_INSTRUCTIONS TO FOLLOW_: Transcribe all the records exactly and omit any images they hold.

_RECORD EXTRACTS_:
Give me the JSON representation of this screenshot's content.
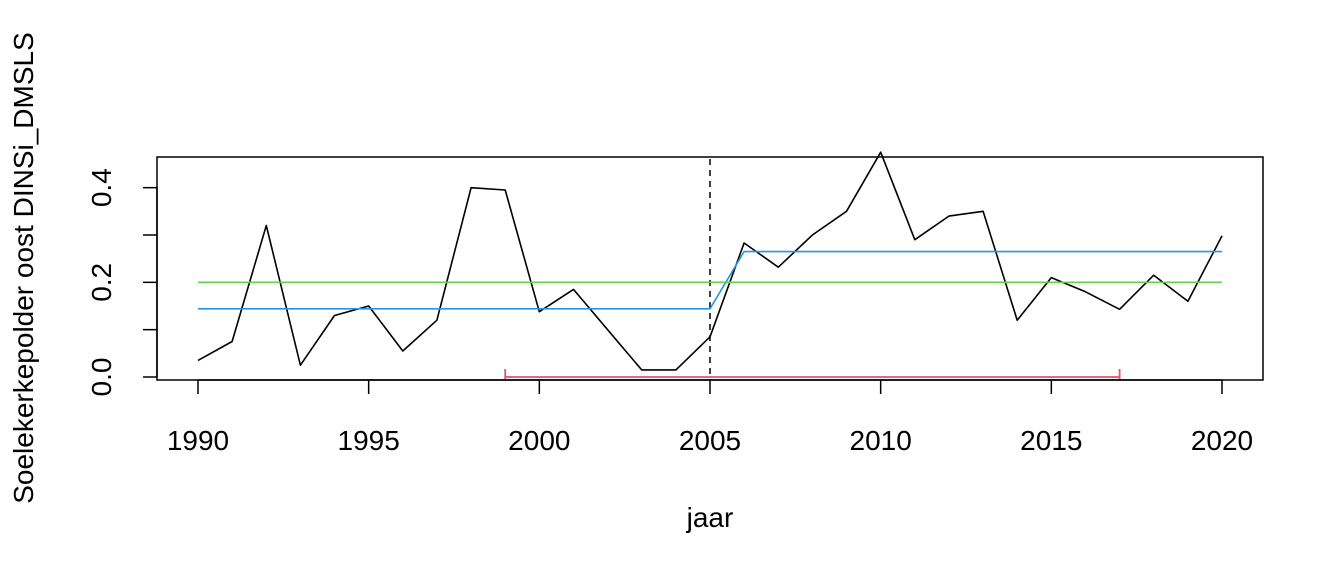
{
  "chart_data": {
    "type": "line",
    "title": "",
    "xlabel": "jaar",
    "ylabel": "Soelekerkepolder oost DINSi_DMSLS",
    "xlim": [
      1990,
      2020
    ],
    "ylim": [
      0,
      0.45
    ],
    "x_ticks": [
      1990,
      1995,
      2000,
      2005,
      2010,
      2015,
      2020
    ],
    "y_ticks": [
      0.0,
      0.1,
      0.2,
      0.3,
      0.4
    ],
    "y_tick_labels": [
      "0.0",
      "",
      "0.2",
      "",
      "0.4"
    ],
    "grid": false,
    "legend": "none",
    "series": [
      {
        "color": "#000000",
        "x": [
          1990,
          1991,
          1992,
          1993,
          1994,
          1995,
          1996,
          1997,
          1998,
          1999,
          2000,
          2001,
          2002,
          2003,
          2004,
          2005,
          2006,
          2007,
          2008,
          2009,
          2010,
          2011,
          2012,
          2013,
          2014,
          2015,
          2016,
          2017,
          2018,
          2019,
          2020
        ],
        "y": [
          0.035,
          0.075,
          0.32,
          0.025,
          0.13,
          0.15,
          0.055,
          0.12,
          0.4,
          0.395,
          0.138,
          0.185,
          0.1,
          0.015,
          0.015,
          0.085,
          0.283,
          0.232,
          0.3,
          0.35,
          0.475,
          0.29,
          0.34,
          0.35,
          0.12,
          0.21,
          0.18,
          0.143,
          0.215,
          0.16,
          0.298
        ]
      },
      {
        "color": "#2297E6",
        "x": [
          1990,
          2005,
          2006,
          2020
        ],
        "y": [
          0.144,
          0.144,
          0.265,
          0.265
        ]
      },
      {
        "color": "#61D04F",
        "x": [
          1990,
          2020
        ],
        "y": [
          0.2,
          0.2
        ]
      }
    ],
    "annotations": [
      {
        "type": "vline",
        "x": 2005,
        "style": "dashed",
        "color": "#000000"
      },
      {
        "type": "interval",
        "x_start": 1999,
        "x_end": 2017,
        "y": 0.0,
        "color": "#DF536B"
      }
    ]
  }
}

_ANSWER TO THIS EXERCISE_:
Give me the JSON representation of this screenshot's content.
{
  "chart_data": {
    "type": "line",
    "title": "",
    "xlabel": "jaar",
    "ylabel": "Soelekerkepolder oost DINSi_DMSLS",
    "xlim": [
      1990,
      2020
    ],
    "ylim": [
      0,
      0.45
    ],
    "x_ticks": [
      1990,
      1995,
      2000,
      2005,
      2010,
      2015,
      2020
    ],
    "y_ticks": [
      0.0,
      0.1,
      0.2,
      0.3,
      0.4
    ],
    "y_tick_labels": [
      "0.0",
      "",
      "0.2",
      "",
      "0.4"
    ],
    "grid": false,
    "legend": "none",
    "series": [
      {
        "color": "#000000",
        "x": [
          1990,
          1991,
          1992,
          1993,
          1994,
          1995,
          1996,
          1997,
          1998,
          1999,
          2000,
          2001,
          2002,
          2003,
          2004,
          2005,
          2006,
          2007,
          2008,
          2009,
          2010,
          2011,
          2012,
          2013,
          2014,
          2015,
          2016,
          2017,
          2018,
          2019,
          2020
        ],
        "y": [
          0.035,
          0.075,
          0.32,
          0.025,
          0.13,
          0.15,
          0.055,
          0.12,
          0.4,
          0.395,
          0.138,
          0.185,
          0.1,
          0.015,
          0.015,
          0.085,
          0.283,
          0.232,
          0.3,
          0.35,
          0.475,
          0.29,
          0.34,
          0.35,
          0.12,
          0.21,
          0.18,
          0.143,
          0.215,
          0.16,
          0.298
        ]
      },
      {
        "color": "#2297E6",
        "x": [
          1990,
          2005,
          2006,
          2020
        ],
        "y": [
          0.144,
          0.144,
          0.265,
          0.265
        ]
      },
      {
        "color": "#61D04F",
        "x": [
          1990,
          2020
        ],
        "y": [
          0.2,
          0.2
        ]
      }
    ],
    "annotations": [
      {
        "type": "vline",
        "x": 2005,
        "style": "dashed",
        "color": "#000000"
      },
      {
        "type": "interval",
        "x_start": 1999,
        "x_end": 2017,
        "y": 0.0,
        "color": "#DF536B"
      }
    ]
  }
}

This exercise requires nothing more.